### INFORMATION GIVEN
######
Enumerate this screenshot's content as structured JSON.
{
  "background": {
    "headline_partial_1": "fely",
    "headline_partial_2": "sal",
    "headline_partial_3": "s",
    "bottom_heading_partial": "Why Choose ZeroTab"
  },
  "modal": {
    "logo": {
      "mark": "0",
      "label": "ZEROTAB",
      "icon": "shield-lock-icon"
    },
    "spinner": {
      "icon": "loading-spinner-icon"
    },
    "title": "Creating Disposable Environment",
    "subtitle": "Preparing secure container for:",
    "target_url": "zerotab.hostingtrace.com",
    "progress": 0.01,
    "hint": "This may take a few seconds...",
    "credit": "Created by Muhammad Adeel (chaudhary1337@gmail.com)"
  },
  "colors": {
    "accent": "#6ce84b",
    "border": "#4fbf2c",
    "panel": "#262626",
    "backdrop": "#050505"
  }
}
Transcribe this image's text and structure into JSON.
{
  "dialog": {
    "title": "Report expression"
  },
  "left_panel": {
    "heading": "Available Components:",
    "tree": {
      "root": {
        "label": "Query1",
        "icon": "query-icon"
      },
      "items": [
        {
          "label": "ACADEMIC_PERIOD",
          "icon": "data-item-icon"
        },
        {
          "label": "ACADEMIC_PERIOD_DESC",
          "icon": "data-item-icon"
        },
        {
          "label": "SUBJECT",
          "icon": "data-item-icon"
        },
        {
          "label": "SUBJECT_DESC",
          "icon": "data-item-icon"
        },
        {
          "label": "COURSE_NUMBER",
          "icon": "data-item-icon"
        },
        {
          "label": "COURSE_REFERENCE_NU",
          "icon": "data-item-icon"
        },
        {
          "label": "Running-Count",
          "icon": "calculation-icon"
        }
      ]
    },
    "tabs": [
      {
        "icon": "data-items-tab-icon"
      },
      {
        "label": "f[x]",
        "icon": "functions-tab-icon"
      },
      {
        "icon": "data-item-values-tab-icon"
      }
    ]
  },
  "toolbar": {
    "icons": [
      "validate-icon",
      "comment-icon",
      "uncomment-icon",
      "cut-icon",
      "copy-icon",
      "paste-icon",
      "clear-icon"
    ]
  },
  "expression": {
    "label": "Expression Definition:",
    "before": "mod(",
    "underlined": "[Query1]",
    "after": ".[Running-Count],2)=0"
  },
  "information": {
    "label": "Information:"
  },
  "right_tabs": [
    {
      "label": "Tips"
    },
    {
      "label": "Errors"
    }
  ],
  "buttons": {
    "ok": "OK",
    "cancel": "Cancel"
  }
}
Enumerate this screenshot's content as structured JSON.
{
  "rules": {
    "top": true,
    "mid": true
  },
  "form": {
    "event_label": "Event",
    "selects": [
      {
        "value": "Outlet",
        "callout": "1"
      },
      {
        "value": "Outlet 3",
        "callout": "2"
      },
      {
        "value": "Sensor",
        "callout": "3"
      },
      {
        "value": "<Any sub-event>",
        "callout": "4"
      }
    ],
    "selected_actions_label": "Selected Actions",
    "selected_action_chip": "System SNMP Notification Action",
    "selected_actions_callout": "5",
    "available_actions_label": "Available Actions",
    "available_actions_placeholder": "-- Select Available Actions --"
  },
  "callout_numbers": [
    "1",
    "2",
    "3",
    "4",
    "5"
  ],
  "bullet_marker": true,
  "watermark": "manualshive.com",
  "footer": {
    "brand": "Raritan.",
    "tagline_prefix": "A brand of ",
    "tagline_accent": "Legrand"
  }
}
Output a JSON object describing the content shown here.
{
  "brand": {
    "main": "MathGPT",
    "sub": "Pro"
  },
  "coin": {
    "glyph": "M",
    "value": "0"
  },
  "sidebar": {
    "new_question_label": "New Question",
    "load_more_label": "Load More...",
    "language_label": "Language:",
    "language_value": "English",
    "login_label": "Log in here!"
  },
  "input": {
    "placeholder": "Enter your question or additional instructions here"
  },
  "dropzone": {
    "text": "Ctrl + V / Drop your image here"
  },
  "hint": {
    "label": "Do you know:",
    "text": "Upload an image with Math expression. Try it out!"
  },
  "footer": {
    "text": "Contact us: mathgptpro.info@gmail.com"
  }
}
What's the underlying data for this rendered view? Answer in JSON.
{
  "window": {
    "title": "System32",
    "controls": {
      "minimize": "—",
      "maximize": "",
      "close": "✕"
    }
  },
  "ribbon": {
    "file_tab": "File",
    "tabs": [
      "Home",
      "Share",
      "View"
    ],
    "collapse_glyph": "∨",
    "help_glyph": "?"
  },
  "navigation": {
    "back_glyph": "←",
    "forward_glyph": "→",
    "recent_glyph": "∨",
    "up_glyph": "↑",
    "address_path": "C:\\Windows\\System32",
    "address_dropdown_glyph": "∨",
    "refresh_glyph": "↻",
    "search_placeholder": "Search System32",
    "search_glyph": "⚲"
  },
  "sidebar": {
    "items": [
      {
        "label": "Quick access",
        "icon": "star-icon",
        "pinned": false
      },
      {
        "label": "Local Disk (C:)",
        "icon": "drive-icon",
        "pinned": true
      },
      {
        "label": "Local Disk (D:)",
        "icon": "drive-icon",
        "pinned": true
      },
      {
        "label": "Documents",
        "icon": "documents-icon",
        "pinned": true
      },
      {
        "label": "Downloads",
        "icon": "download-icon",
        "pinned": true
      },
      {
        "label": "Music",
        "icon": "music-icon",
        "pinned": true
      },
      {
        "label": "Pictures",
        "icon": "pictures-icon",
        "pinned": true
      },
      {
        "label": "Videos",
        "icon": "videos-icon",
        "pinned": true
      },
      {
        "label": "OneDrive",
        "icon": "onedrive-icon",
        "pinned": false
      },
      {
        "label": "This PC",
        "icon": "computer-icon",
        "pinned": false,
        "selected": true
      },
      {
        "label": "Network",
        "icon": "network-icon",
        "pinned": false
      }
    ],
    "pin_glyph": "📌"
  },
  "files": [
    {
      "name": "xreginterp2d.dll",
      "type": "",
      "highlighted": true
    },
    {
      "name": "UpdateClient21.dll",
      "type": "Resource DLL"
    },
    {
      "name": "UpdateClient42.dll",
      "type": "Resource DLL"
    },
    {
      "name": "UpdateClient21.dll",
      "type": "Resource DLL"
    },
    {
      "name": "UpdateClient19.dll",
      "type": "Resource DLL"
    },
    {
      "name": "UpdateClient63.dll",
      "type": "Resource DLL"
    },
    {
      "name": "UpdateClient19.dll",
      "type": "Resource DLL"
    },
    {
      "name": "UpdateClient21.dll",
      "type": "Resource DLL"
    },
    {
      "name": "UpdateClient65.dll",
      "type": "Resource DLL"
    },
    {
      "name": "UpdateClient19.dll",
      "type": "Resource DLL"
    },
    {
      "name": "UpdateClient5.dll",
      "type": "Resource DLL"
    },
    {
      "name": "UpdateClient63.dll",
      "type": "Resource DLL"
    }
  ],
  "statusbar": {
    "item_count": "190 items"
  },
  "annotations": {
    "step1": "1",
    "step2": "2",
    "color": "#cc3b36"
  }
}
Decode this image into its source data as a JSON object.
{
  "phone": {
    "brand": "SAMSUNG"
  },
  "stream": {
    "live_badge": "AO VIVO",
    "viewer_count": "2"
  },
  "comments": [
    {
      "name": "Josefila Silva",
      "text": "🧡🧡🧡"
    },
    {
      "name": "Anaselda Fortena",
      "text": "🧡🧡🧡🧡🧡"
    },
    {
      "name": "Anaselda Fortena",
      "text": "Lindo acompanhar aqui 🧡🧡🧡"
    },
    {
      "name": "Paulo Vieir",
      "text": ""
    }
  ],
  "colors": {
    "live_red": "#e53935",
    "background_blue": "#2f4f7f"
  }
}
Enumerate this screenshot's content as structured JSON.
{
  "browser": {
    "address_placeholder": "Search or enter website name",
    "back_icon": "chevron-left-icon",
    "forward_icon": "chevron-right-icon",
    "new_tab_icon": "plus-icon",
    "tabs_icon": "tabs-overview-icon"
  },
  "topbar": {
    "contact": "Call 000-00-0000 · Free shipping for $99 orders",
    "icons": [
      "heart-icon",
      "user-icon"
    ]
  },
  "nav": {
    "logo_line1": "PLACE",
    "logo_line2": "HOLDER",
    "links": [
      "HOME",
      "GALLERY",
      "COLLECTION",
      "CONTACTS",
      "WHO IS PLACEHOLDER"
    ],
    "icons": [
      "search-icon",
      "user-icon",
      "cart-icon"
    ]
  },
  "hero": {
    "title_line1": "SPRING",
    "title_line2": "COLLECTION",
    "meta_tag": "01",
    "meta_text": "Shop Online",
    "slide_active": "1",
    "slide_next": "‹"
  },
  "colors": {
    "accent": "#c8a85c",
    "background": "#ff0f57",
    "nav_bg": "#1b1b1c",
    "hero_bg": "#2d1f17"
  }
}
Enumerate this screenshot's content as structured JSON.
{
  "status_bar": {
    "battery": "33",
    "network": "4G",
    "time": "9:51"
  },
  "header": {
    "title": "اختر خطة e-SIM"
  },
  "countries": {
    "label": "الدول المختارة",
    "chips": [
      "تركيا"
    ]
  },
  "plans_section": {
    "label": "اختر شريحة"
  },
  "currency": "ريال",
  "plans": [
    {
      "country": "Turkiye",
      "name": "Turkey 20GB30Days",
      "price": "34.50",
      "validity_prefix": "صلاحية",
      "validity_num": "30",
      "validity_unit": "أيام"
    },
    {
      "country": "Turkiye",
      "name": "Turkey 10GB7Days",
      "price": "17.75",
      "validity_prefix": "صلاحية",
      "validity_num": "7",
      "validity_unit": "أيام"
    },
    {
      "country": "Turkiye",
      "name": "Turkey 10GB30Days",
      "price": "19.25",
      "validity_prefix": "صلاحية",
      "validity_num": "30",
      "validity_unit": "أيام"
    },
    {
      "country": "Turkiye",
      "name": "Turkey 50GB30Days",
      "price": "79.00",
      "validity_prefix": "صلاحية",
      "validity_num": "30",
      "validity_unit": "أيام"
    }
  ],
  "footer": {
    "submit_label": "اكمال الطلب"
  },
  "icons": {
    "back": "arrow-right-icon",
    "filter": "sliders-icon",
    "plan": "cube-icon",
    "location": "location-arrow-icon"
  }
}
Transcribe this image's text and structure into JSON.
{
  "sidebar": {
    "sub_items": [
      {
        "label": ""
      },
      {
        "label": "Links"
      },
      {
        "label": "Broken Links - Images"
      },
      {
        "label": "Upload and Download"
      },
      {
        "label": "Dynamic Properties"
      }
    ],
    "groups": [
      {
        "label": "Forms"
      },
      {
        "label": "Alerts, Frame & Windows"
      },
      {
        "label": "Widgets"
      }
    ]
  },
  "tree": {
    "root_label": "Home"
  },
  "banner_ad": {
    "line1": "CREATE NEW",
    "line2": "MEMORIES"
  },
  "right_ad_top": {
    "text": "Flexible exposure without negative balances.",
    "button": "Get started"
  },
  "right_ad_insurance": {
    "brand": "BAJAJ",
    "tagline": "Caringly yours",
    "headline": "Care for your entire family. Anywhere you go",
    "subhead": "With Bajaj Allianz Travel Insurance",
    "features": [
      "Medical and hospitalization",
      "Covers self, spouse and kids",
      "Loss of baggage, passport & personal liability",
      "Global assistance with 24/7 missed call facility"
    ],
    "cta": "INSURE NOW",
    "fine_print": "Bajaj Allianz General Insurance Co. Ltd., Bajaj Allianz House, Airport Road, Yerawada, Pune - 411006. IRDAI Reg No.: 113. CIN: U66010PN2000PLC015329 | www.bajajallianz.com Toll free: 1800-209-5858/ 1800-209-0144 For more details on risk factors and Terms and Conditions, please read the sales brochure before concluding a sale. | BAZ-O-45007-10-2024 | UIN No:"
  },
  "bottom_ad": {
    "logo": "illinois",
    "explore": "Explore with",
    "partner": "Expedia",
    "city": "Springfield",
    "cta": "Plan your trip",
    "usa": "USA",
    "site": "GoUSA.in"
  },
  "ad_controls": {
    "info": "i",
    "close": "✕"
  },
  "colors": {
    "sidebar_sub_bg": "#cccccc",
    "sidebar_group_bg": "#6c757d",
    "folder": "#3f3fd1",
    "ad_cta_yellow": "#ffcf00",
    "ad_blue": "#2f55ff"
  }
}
######
### WHAT THE TASK REQUIRES
Look through the entries above. Extract each line with the word "اختر".

### PROBLEM SOLUTION
    "title": "اختر خطة e-SIM"
    "label": "اختر شريحة"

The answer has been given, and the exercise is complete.